▶ **Data lines**:

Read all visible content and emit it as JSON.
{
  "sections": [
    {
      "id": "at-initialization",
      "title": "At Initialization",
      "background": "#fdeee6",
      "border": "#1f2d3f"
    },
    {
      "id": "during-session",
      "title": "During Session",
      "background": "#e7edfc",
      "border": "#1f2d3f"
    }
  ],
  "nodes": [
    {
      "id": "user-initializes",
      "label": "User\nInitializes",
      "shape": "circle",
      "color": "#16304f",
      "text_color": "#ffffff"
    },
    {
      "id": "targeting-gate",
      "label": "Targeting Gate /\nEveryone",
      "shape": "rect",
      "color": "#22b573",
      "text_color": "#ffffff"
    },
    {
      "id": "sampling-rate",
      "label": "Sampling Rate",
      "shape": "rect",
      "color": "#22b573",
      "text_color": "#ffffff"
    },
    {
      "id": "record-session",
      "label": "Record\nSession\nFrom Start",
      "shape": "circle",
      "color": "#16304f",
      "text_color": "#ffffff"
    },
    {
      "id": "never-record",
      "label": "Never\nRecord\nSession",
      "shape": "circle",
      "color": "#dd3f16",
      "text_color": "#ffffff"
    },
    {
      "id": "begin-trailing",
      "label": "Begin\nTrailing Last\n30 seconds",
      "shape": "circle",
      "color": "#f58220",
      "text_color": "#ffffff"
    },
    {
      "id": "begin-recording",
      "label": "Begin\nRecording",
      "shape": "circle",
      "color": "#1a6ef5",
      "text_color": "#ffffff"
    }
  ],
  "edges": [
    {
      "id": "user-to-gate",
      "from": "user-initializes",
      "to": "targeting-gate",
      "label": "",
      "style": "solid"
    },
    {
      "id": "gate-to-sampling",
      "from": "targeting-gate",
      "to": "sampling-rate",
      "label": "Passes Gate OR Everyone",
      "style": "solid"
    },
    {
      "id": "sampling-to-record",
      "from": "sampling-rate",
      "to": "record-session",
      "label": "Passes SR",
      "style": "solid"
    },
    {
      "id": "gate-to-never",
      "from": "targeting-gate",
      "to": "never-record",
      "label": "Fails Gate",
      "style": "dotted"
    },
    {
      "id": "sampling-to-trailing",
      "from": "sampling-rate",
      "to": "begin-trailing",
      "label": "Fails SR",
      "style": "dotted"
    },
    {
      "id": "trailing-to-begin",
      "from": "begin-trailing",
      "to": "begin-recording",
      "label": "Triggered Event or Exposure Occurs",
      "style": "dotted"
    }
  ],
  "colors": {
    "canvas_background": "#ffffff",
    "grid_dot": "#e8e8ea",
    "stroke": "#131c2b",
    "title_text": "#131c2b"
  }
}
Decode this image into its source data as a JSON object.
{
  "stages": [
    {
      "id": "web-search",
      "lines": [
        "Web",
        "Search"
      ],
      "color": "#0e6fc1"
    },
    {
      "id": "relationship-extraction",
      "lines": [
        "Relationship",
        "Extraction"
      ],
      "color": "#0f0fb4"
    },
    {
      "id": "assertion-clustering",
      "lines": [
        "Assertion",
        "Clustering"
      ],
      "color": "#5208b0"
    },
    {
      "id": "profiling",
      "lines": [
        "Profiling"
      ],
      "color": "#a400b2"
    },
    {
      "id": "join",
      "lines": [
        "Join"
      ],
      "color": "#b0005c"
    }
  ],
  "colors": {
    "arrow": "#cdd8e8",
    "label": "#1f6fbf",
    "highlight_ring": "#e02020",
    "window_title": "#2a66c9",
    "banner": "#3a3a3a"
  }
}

▶ **What to work on**: Quote all of the entries exactly as they appear.

▶ **The output**:
Read all visible content and emit it as JSON.
{
  "sections": [
    {
      "id": "at-initialization",
      "title": "At Initialization",
      "background": "#fdeee6",
      "border": "#1f2d3f"
    },
    {
      "id": "during-session",
      "title": "During Session",
      "background": "#e7edfc",
      "border": "#1f2d3f"
    }
  ],
  "nodes": [
    {
      "id": "user-initializes",
      "label": "User\nInitializes",
      "shape": "circle",
      "color": "#16304f",
      "text_color": "#ffffff"
    },
    {
      "id": "targeting-gate",
      "label": "Targeting Gate /\nEveryone",
      "shape": "rect",
      "color": "#22b573",
      "text_color": "#ffffff"
    },
    {
      "id": "sampling-rate",
      "label": "Sampling Rate",
      "shape": "rect",
      "color": "#22b573",
      "text_color": "#ffffff"
    },
    {
      "id": "record-session",
      "label": "Record\nSession\nFrom Start",
      "shape": "circle",
      "color": "#16304f",
      "text_color": "#ffffff"
    },
    {
      "id": "never-record",
      "label": "Never\nRecord\nSession",
      "shape": "circle",
      "color": "#dd3f16",
      "text_color": "#ffffff"
    },
    {
      "id": "begin-trailing",
      "label": "Begin\nTrailing Last\n30 seconds",
      "shape": "circle",
      "color": "#f58220",
      "text_color": "#ffffff"
    },
    {
      "id": "begin-recording",
      "label": "Begin\nRecording",
      "shape": "circle",
      "color": "#1a6ef5",
      "text_color": "#ffffff"
    }
  ],
  "edges": [
    {
      "id": "user-to-gate",
      "from": "user-initializes",
      "to": "targeting-gate",
      "label": "",
      "style": "solid"
    },
    {
      "id": "gate-to-sampling",
      "from": "targeting-gate",
      "to": "sampling-rate",
      "label": "Passes Gate OR Everyone",
      "style": "solid"
    },
    {
      "id": "sampling-to-record",
      "from": "sampling-rate",
      "to": "record-session",
      "label": "Passes SR",
      "style": "solid"
    },
    {
      "id": "gate-to-never",
      "from": "targeting-gate",
      "to": "never-record",
      "label": "Fails Gate",
      "style": "dotted"
    },
    {
      "id": "sampling-to-trailing",
      "from": "sampling-rate",
      "to": "begin-trailing",
      "label": "Fails SR",
      "style": "dotted"
    },
    {
      "id": "trailing-to-begin",
      "from": "begin-trailing",
      "to": "begin-recording",
      "label": "Triggered Event or Exposure Occurs",
      "style": "dotted"
    }
  ],
  "colors": {
    "canvas_background": "#ffffff",
    "grid_dot": "#e8e8ea",
    "stroke": "#131c2b",
    "title_text": "#131c2b"
  }
}
Decode this image into its source data as a JSON object.
{
  "stages": [
    {
      "id": "web-search",
      "lines": [
        "Web",
        "Search"
      ],
      "color": "#0e6fc1"
    },
    {
      "id": "relationship-extraction",
      "lines": [
        "Relationship",
        "Extraction"
      ],
      "color": "#0f0fb4"
    },
    {
      "id": "assertion-clustering",
      "lines": [
        "Assertion",
        "Clustering"
      ],
      "color": "#5208b0"
    },
    {
      "id": "profiling",
      "lines": [
        "Profiling"
      ],
      "color": "#a400b2"
    },
    {
      "id": "join",
      "lines": [
        "Join"
      ],
      "color": "#b0005c"
    }
  ],
  "colors": {
    "arrow": "#cdd8e8",
    "label": "#1f6fbf",
    "highlight_ring": "#e02020",
    "window_title": "#2a66c9",
    "banner": "#3a3a3a"
  }
}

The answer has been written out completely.